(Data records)

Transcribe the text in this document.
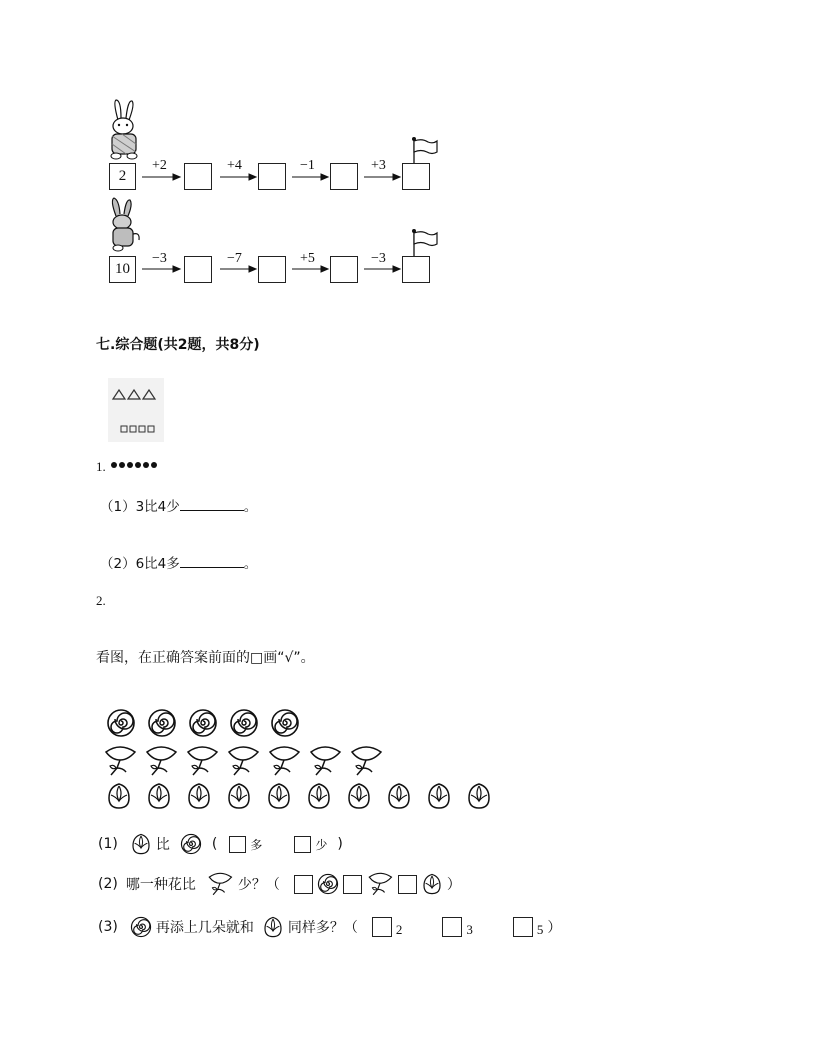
2
+2	+4	−1	+3
10
−3	−7	+5	−3
七.综合题(共2题，共8分)
1.
（1）3比4少	。
（2）6比4多	。
2.
看图，在正确答案前面的□画“√”。
(1)	比	(	多	少 )
(2) 哪一种花比	少？（	）
(3)	再添上几朵就和 同样多？（	2	3	5 ）
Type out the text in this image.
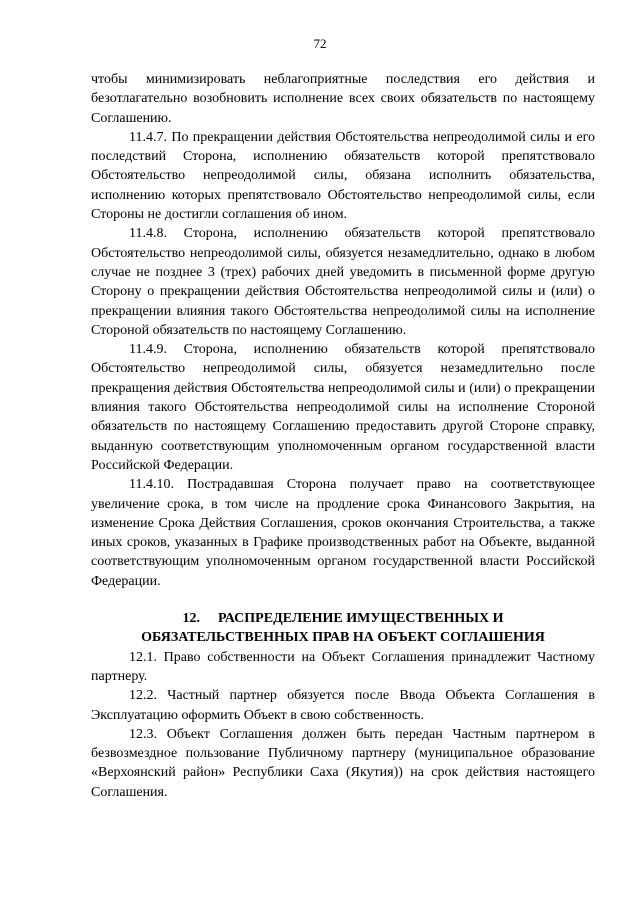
72

чтобы минимизировать неблагоприятные последствия его действия и безотлагательно возобновить исполнение всех своих обязательств по настоящему Соглашению.

11.4.7. По прекращении действия Обстоятельства непреодолимой силы и его последствий Сторона, исполнению обязательств которой препятствовало Обстоятельство непреодолимой силы, обязана исполнить обязательства, исполнению которых препятствовало Обстоятельство непреодолимой силы, если Стороны не достигли соглашения об ином.

11.4.8. Сторона, исполнению обязательств которой препятствовало Обстоятельство непреодолимой силы, обязуется незамедлительно, однако в любом случае не позднее 3 (трех) рабочих дней уведомить в письменной форме другую Сторону о прекращении действия Обстоятельства непреодолимой силы и (или) о прекращении влияния такого Обстоятельства непреодолимой силы на исполнение Стороной обязательств по настоящему Соглашению.

11.4.9. Сторона, исполнению обязательств которой препятствовало Обстоятельство непреодолимой силы, обязуется незамедлительно после прекращения действия Обстоятельства непреодолимой силы и (или) о прекращении влияния такого Обстоятельства непреодолимой силы на исполнение Стороной обязательств по настоящему Соглашению предоставить другой Стороне справку, выданную соответствующим уполномоченным органом государственной власти Российской Федерации.

11.4.10. Пострадавшая Сторона получает право на соответствующее увеличение срока, в том числе на продление срока Финансового Закрытия, на изменение Срока Действия Соглашения, сроков окончания Строительства, а также иных сроков, указанных в Графике производственных работ на Объекте, выданной соответствующим уполномоченным органом государственной власти Российской Федерации.

12. РАСПРЕДЕЛЕНИЕ ИМУЩЕСТВЕННЫХ И
ОБЯЗАТЕЛЬСТВЕННЫХ ПРАВ НА ОБЪЕКТ СОГЛАШЕНИЯ

12.1. Право собственности на Объект Соглашения принадлежит Частному партнеру.

12.2. Частный партнер обязуется после Ввода Объекта Соглашения в Эксплуатацию оформить Объект в свою собственность.

12.3. Объект Соглашения должен быть передан Частным партнером в безвозмездное пользование Публичному партнеру (муниципальное образование «Верхоянский район» Республики Саха (Якутия)) на срок действия настоящего Соглашения.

● Work to be completed: Find the word "препятствовало" in the entries above and gather every line that holds it.

● Response to the exercise:
11.4.7. По прекращении действия Обстоятельства непреодолимой силы и его последствий Сторона, исполнению обязательств которой препятствовало Обстоятельство непреодолимой силы, обязана исполнить обязательства, исполнению которых препятствовало Обстоятельство непреодолимой силы, если Стороны не достигли соглашения об ином.
11.4.8. Сторона, исполнению обязательств которой препятствовало Обстоятельство непреодолимой силы, обязуется незамедлительно, однако в любом случае не позднее 3 (трех) рабочих дней уведомить в письменной форме другую Сторону о прекращении действия Обстоятельства непреодолимой силы и (или) о прекращении влияния такого Обстоятельства непреодолимой силы на исполнение Стороной обязательств по настоящему Соглашению.
11.4.9. Сторона, исполнению обязательств которой препятствовало Обстоятельство непреодолимой силы, обязуется незамедлительно после прекращения действия Обстоятельства непреодолимой силы и (или) о прекращении влияния такого Обстоятельства непреодолимой силы на исполнение Стороной обязательств по настоящему Соглашению предоставить другой Стороне справку, выданную соответствующим уполномоченным органом государственной власти Российской Федерации.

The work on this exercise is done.